Stored data entries:
- - - -

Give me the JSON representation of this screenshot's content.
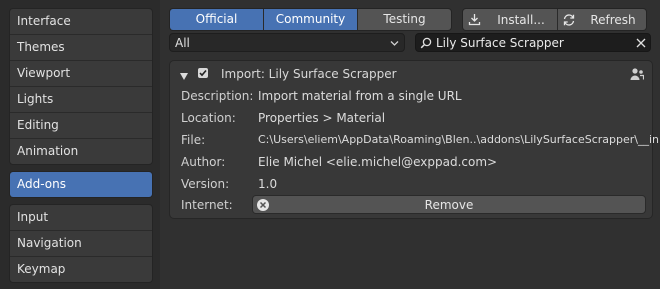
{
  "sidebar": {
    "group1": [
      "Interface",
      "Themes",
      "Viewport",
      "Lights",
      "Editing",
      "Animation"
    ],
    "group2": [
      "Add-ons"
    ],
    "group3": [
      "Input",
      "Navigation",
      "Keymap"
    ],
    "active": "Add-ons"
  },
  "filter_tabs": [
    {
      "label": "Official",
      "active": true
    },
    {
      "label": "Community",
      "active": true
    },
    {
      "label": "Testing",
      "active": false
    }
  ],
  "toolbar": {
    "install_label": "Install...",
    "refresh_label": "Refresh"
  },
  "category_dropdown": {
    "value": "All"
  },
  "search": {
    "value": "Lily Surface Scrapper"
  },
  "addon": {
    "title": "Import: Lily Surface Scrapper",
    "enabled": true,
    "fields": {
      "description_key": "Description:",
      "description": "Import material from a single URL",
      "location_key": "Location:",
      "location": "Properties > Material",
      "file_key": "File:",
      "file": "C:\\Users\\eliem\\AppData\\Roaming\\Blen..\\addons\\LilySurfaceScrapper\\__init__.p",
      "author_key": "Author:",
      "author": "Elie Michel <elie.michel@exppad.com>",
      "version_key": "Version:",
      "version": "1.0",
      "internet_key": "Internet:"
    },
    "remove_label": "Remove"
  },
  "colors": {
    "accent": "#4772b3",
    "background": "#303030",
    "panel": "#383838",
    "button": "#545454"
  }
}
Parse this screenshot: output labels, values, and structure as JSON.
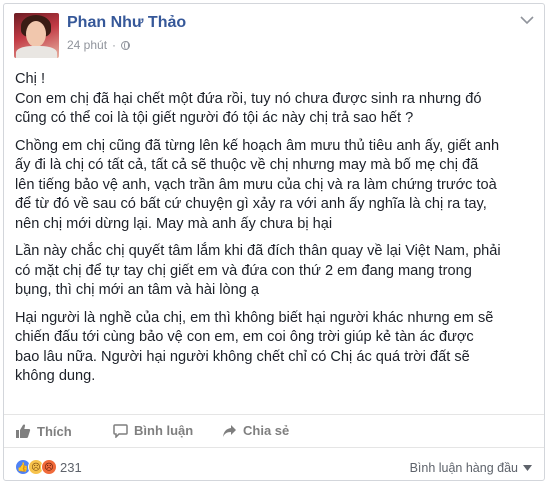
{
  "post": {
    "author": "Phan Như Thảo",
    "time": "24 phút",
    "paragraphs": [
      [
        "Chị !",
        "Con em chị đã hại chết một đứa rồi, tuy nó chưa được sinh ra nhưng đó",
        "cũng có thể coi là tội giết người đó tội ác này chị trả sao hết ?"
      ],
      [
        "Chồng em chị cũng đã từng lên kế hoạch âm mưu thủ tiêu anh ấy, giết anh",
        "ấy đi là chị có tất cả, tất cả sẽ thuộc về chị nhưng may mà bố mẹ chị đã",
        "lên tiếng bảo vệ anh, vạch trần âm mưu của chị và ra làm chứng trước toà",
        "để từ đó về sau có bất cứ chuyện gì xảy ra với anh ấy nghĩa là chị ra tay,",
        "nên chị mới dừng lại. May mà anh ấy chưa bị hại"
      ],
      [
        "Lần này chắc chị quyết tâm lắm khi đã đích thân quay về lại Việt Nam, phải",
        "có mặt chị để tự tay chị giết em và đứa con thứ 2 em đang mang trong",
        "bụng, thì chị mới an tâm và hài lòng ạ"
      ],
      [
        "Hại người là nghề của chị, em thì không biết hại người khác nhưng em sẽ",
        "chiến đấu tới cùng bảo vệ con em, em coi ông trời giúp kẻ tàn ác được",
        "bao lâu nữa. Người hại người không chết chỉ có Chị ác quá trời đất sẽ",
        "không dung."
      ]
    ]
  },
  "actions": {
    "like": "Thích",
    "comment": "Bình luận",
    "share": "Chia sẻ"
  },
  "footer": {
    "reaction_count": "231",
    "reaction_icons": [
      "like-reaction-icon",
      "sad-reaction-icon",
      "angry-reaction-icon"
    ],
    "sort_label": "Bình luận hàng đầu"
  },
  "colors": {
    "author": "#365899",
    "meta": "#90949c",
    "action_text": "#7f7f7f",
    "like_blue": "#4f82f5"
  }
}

- - - -

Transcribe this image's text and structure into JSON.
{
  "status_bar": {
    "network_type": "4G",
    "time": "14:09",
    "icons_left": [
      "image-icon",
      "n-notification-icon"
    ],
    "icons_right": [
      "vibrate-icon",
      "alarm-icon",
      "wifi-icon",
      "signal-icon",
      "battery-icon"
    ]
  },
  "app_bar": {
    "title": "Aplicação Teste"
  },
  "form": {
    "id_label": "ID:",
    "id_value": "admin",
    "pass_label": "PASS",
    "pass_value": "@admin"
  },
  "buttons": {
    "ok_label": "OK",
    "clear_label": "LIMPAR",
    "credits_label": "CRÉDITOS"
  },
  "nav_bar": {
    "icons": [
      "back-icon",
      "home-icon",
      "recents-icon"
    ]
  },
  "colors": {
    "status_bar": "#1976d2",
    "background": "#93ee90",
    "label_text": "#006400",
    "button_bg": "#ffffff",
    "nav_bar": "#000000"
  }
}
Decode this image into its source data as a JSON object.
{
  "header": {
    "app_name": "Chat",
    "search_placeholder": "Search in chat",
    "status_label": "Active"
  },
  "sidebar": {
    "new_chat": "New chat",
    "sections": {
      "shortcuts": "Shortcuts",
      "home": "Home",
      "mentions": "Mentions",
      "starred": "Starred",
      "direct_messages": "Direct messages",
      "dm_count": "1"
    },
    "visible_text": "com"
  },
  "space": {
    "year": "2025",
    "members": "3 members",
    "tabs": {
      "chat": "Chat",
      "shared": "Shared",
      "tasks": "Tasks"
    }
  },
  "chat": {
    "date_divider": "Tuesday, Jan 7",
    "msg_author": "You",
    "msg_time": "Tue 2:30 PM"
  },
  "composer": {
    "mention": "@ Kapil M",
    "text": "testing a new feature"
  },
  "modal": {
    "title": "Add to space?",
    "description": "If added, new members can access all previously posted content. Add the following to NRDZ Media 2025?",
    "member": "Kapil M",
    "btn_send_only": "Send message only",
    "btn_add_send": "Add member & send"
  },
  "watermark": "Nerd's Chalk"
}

- - - -

Stated task:
Reproduce each line holding the word "title".

Answer below:
    "title": "Import: Lily Surface Scrapper",
    "title": "Aplicação Teste"
    "title": "Add to space?",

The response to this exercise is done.